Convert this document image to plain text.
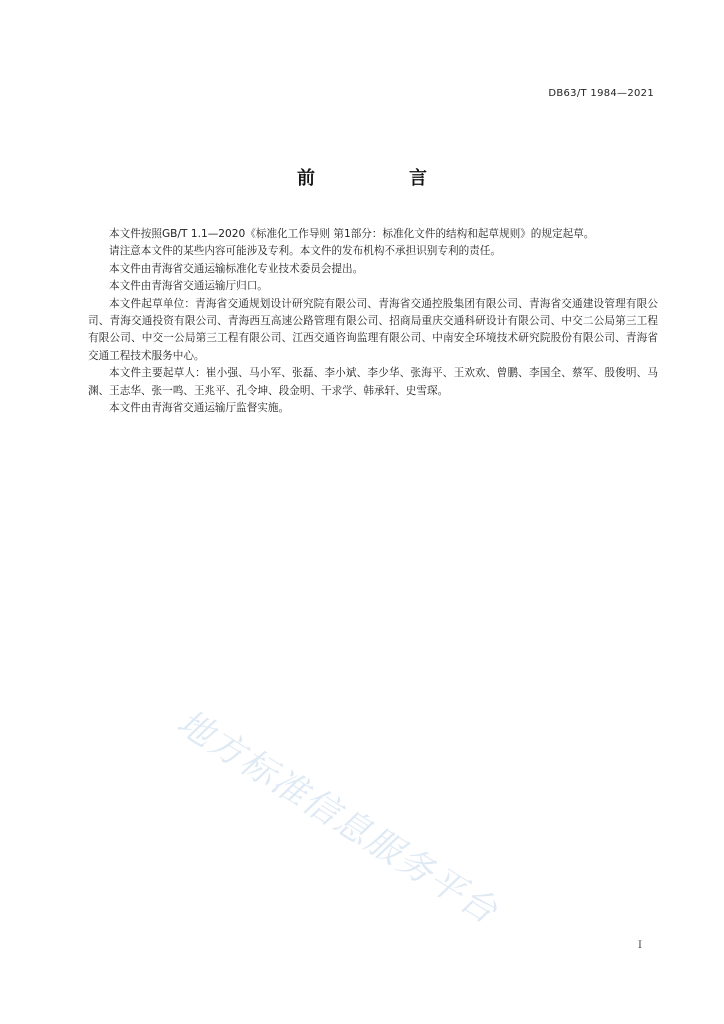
DB63/T 1984—2021
前　言

本文件按照GB/T 1.1—2020《标准化工作导则 第1部分：标准化文件的结构和起草规则》的规定起草。

请注意本文件的某些内容可能涉及专利。本文件的发布机构不承担识别专利的责任。

本文件由青海省交通运输标准化专业技术委员会提出。

本文件由青海省交通运输厅归口。

本文件起草单位：青海省交通规划设计研究院有限公司、青海省交通控股集团有限公司、青海省交通建设管理有限公司、青海交通投资有限公司、青海西互高速公路管理有限公司、招商局重庆交通科研设计有限公司、中交二公局第三工程有限公司、中交一公局第三工程有限公司、江西交通咨询监理有限公司、中南安全环境技术研究院股份有限公司、青海省交通工程技术服务中心。

本文件主要起草人：崔小强、马小军、张磊、李小斌、李少华、张海平、王欢欢、曾鹏、李国全、蔡军、殷俊明、马渊、王志华、张一鸣、王兆平、孔令坤、段金明、干求学、韩承轩、史雪琛。

本文件由青海省交通运输厅监督实施。

地方标准信息服务平台
I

※

Copy the data exactly. Any picture it contains is to be omitted.

▶ [Finished task]
Convert this document image to plain text.
DB63/T 1984—2021
前　言

本文件按照GB/T 1.1—2020《标准化工作导则 第1部分：标准化文件的结构和起草规则》的规定起草。

请注意本文件的某些内容可能涉及专利。本文件的发布机构不承担识别专利的责任。

本文件由青海省交通运输标准化专业技术委员会提出。

本文件由青海省交通运输厅归口。

本文件起草单位：青海省交通规划设计研究院有限公司、青海省交通控股集团有限公司、青海省交通建设管理有限公司、青海交通投资有限公司、青海西互高速公路管理有限公司、招商局重庆交通科研设计有限公司、中交二公局第三工程有限公司、中交一公局第三工程有限公司、江西交通咨询监理有限公司、中南安全环境技术研究院股份有限公司、青海省交通工程技术服务中心。

本文件主要起草人：崔小强、马小军、张磊、李小斌、李少华、张海平、王欢欢、曾鹏、李国全、蔡军、殷俊明、马渊、王志华、张一鸣、王兆平、孔令坤、段金明、干求学、韩承轩、史雪琛。

本文件由青海省交通运输厅监督实施。

地方标准信息服务平台
I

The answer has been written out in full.